EXERCISE DETAILS → Find every line in the records that holds the string "Frissítés". Copy each one.

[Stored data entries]

+-------+

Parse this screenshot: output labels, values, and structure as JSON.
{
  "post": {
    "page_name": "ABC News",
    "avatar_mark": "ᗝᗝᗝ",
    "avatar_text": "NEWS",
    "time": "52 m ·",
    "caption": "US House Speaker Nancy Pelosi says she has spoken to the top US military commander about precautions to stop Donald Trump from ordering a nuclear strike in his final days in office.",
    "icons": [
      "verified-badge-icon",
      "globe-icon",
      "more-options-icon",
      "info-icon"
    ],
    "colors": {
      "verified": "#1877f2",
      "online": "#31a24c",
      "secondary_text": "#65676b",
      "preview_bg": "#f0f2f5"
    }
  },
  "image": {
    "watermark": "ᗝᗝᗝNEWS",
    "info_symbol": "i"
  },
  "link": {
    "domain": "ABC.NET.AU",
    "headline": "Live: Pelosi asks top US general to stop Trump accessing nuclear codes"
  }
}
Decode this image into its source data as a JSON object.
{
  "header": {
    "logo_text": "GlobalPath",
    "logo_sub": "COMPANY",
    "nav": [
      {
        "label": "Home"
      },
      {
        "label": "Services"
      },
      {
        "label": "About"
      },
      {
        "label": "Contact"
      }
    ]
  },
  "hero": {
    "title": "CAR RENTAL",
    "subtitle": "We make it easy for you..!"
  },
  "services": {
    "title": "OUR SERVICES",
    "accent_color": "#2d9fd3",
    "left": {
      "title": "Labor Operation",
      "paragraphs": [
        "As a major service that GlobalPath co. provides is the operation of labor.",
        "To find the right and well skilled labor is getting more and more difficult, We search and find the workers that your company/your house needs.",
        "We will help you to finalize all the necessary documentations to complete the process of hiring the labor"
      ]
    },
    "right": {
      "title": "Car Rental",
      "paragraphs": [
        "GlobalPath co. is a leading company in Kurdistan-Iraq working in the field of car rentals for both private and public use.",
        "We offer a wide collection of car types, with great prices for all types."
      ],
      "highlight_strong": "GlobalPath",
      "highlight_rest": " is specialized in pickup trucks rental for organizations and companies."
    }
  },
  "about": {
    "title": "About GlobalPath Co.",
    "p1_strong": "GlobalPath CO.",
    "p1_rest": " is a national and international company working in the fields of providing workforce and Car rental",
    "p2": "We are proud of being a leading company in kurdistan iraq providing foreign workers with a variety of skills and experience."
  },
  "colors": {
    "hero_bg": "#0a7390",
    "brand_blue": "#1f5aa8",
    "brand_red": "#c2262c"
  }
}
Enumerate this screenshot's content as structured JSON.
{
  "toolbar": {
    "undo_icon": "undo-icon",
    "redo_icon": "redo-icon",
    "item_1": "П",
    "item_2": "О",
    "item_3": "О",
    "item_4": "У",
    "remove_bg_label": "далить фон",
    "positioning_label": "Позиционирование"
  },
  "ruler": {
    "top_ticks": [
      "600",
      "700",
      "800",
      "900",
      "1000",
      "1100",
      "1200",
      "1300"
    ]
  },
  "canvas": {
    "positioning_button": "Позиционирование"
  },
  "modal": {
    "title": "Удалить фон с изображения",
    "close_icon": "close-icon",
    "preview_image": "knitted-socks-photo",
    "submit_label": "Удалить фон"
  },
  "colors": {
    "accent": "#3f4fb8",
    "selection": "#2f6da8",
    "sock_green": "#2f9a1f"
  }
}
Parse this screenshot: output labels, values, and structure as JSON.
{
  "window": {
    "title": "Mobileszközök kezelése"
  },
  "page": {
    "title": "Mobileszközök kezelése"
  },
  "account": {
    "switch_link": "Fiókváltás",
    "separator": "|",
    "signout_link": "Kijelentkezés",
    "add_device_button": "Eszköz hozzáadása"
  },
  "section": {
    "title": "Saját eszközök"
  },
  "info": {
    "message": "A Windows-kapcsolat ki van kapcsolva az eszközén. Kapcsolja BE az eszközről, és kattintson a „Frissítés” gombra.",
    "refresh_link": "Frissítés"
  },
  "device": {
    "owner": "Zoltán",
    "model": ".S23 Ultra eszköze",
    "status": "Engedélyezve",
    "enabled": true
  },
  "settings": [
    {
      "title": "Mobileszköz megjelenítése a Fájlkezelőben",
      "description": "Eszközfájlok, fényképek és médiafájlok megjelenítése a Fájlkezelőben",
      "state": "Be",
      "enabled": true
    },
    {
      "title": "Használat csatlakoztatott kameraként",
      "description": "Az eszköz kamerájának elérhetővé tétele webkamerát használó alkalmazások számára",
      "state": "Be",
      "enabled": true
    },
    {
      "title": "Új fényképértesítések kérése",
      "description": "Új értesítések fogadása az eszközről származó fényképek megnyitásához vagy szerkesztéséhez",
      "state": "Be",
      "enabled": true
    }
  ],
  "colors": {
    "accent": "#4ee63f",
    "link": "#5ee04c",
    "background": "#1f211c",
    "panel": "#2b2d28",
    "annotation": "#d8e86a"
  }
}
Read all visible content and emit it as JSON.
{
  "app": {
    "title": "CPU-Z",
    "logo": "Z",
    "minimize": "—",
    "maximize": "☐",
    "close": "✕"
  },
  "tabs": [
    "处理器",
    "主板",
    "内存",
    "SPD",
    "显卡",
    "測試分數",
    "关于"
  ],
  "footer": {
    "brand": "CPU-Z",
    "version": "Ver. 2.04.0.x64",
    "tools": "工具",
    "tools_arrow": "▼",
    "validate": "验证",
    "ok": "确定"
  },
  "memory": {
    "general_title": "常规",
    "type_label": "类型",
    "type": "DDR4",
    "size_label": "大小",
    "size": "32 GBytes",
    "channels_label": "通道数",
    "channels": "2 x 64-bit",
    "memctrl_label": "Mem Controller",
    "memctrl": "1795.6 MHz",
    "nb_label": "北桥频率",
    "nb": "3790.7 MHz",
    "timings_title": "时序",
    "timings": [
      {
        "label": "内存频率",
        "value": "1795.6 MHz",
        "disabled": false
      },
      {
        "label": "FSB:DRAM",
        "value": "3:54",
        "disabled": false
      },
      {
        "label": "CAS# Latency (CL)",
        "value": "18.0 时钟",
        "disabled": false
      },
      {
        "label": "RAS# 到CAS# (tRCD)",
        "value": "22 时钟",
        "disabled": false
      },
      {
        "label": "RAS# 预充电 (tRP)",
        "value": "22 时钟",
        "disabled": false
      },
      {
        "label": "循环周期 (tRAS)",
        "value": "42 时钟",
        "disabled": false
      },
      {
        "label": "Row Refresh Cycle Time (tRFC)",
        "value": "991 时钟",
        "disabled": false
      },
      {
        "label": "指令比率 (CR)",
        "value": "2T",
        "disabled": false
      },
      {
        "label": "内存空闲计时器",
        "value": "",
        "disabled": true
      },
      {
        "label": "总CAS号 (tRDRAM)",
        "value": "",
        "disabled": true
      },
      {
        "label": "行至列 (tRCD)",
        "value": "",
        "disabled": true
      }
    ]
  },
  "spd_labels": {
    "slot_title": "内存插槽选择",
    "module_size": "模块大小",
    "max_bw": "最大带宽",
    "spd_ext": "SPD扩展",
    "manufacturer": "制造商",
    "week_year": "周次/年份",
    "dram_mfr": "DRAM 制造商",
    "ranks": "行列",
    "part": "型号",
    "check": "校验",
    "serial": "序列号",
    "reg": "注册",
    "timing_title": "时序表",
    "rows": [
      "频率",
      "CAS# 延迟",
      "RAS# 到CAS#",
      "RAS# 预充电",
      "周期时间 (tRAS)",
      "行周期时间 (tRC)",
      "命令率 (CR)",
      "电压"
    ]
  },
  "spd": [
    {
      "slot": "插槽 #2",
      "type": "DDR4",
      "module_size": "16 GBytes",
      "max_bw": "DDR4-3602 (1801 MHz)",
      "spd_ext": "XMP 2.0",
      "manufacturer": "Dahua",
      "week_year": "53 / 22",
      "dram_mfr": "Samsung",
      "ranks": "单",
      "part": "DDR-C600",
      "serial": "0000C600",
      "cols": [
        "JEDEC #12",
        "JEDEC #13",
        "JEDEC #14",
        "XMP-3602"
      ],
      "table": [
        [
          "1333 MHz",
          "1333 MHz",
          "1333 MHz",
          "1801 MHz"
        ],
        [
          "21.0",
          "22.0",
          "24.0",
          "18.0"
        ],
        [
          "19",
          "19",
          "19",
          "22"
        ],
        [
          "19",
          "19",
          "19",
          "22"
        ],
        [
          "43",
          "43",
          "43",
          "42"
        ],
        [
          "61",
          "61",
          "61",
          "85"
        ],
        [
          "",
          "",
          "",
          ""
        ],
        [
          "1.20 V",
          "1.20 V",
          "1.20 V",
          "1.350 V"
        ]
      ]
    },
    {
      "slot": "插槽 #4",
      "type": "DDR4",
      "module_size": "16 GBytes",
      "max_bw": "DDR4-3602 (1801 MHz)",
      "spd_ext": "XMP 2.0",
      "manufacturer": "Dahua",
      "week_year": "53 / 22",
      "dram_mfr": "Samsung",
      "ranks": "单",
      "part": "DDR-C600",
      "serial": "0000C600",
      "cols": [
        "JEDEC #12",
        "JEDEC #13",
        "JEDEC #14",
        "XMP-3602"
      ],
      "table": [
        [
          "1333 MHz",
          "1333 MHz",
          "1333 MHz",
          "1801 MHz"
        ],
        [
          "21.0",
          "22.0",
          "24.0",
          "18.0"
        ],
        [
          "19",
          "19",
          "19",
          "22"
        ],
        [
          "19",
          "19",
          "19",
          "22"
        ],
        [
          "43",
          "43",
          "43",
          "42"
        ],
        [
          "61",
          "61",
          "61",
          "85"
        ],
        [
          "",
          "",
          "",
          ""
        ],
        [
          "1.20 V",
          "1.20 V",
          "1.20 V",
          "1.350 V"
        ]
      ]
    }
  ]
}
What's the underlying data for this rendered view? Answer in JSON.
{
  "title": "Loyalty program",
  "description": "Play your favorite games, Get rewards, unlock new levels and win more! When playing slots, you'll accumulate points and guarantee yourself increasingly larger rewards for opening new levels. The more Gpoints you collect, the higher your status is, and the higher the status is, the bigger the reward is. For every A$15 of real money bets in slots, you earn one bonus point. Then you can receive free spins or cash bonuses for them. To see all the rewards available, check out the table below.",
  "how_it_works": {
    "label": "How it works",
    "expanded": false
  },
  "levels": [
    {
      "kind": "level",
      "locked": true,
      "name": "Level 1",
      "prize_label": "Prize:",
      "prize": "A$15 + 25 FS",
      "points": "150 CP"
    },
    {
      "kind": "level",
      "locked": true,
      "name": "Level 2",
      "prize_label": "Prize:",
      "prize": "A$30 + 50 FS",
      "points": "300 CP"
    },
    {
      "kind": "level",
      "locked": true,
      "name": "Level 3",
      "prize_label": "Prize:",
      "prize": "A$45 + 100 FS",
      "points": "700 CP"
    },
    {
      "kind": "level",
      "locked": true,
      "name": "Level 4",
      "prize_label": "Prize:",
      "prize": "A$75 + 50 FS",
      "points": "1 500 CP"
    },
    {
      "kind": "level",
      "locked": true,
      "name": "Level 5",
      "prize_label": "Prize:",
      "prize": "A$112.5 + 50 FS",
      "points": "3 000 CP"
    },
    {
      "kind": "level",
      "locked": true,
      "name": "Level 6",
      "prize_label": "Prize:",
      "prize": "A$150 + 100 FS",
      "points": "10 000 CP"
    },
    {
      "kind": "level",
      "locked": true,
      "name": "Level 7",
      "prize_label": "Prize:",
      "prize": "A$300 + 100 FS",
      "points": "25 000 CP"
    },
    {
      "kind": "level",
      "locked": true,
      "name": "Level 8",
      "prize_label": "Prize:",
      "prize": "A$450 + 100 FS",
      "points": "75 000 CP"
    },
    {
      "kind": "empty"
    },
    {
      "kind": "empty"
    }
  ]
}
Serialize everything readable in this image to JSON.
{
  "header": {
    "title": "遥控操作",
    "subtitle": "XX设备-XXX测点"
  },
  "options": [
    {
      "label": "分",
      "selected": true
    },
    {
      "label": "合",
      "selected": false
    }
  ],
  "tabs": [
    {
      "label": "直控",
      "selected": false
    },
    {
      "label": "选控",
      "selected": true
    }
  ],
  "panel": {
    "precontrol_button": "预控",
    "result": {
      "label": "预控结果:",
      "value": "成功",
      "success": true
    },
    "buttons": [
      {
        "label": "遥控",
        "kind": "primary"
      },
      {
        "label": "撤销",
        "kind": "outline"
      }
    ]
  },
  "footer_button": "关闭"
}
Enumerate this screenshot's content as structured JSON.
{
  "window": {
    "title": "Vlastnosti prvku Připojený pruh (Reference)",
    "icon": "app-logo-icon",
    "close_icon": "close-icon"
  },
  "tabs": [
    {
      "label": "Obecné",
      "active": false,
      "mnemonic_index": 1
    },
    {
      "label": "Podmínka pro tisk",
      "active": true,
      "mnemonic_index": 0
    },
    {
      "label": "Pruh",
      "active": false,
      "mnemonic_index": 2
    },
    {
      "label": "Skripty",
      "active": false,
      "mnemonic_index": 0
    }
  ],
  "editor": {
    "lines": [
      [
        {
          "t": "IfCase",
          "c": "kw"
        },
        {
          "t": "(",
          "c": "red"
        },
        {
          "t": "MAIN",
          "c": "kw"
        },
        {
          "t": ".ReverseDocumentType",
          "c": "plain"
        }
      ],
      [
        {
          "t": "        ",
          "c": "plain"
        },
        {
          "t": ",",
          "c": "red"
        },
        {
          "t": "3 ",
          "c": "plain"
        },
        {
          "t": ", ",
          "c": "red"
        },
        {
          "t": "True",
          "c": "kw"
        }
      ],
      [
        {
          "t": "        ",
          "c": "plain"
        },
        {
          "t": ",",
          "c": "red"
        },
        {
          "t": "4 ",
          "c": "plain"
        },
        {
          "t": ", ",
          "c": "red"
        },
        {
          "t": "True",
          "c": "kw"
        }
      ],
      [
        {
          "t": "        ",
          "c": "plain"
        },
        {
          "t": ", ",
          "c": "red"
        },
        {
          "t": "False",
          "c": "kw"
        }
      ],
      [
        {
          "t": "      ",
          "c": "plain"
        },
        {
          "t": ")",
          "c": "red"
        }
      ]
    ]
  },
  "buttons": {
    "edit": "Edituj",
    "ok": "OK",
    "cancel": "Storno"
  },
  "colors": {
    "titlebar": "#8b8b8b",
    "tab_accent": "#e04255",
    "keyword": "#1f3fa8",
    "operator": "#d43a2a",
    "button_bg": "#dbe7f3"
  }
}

+-------+

THE COMPLETED TASK →
    "message": "A Windows-kapcsolat ki van kapcsolva az eszközén. Kapcsolja BE az eszközről, és kattintson a „Frissítés” gombra.",
    "refresh_link": "Frissítés"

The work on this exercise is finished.